* **Dataset**:
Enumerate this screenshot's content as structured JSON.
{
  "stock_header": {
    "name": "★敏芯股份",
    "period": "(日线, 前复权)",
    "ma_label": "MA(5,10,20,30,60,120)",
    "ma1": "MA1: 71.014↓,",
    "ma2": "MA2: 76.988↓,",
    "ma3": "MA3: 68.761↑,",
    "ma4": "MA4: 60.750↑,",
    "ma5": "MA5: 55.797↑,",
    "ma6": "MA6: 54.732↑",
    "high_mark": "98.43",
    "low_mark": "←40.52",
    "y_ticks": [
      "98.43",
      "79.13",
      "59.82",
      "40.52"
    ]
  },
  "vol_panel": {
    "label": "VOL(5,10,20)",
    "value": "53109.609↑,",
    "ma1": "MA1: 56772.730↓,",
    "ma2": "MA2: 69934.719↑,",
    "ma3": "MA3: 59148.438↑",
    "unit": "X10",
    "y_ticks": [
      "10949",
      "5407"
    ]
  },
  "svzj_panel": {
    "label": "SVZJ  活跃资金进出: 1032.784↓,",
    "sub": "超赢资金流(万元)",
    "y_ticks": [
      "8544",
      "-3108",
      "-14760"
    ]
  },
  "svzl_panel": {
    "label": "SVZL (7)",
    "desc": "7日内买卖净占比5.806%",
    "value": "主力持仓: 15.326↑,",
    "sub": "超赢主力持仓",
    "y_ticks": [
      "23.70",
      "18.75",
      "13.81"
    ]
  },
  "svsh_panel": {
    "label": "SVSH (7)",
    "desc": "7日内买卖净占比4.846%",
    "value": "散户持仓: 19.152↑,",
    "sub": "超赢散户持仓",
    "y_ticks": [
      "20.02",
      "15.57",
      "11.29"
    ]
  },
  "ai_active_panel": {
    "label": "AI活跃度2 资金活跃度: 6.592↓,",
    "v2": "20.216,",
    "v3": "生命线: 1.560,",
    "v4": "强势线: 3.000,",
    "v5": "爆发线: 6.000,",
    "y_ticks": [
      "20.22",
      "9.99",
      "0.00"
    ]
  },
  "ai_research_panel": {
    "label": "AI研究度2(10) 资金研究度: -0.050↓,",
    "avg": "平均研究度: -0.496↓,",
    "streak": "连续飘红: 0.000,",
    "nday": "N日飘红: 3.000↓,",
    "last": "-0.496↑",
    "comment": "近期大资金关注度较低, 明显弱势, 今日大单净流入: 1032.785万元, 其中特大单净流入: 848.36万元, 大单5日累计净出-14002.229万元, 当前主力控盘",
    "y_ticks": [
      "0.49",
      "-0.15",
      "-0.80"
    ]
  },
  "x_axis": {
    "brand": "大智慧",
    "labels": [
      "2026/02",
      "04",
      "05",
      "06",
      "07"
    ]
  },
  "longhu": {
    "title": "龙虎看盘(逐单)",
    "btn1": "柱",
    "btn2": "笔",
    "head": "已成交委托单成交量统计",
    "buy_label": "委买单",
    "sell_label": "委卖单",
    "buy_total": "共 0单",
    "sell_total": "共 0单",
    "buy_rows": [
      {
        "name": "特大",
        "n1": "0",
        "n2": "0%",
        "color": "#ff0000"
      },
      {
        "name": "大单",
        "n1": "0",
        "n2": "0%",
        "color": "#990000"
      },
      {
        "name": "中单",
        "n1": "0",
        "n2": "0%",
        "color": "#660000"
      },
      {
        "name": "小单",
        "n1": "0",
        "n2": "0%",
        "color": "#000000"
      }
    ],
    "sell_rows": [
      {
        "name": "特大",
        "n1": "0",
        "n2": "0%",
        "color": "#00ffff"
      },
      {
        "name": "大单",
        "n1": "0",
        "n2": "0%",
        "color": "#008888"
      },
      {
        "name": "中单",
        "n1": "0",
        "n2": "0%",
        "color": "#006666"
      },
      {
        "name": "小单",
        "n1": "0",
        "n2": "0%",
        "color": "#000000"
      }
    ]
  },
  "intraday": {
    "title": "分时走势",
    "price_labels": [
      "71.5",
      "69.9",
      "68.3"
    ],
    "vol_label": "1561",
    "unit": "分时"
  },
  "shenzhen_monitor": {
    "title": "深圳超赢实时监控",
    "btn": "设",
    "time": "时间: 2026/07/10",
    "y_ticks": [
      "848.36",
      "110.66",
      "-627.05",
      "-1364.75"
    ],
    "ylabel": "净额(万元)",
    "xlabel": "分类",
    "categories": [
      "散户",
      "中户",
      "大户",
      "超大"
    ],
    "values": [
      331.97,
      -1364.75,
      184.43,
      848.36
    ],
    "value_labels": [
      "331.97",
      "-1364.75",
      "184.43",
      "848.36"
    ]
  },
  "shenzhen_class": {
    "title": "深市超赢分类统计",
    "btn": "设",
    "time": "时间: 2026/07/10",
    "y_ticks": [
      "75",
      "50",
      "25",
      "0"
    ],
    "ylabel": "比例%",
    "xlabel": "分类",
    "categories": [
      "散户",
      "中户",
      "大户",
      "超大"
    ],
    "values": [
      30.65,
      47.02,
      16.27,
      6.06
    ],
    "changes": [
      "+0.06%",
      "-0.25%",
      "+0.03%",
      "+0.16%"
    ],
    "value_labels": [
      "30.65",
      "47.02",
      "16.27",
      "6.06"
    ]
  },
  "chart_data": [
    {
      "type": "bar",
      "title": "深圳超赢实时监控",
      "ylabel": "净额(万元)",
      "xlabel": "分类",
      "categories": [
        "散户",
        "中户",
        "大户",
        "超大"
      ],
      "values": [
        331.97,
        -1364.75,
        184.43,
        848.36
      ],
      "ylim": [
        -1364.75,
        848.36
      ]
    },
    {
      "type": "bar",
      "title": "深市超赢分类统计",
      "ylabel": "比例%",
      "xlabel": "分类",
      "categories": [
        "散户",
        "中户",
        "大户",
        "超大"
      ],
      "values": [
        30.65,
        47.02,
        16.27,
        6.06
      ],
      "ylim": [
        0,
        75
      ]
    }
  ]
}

...

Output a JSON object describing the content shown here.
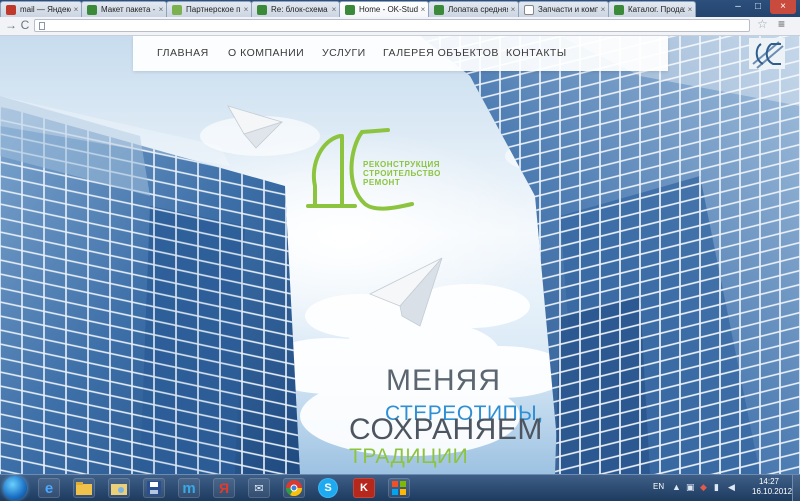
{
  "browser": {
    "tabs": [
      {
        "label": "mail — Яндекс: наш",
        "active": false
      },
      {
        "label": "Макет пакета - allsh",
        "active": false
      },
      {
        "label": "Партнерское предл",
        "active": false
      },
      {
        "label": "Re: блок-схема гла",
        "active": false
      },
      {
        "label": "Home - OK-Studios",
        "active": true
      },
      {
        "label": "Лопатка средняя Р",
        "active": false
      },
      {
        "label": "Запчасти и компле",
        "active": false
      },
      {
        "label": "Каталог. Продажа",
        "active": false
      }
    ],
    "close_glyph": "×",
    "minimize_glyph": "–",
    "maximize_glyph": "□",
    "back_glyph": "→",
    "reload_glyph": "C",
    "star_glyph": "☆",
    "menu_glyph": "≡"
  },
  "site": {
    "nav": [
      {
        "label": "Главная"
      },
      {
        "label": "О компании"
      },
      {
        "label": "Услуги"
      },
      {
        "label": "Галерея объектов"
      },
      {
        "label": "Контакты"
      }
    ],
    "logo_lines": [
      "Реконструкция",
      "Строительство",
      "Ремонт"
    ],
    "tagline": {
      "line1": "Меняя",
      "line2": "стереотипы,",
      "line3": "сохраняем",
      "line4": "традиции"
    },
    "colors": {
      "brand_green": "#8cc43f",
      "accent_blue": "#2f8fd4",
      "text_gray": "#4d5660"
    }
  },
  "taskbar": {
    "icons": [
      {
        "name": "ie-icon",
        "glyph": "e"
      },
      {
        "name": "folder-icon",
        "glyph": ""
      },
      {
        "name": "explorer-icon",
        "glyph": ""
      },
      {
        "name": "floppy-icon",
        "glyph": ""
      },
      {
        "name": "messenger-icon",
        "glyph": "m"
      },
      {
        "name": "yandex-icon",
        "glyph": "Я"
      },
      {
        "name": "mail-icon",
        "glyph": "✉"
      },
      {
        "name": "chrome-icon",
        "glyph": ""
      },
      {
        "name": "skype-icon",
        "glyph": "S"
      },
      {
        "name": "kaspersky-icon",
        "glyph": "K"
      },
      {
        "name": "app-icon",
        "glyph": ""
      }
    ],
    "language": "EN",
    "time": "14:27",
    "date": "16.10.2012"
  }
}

* **Instructions to follow**: Of the lines in the data above, how many contain the word "title"? Give only that figure.

* **The reply**: 6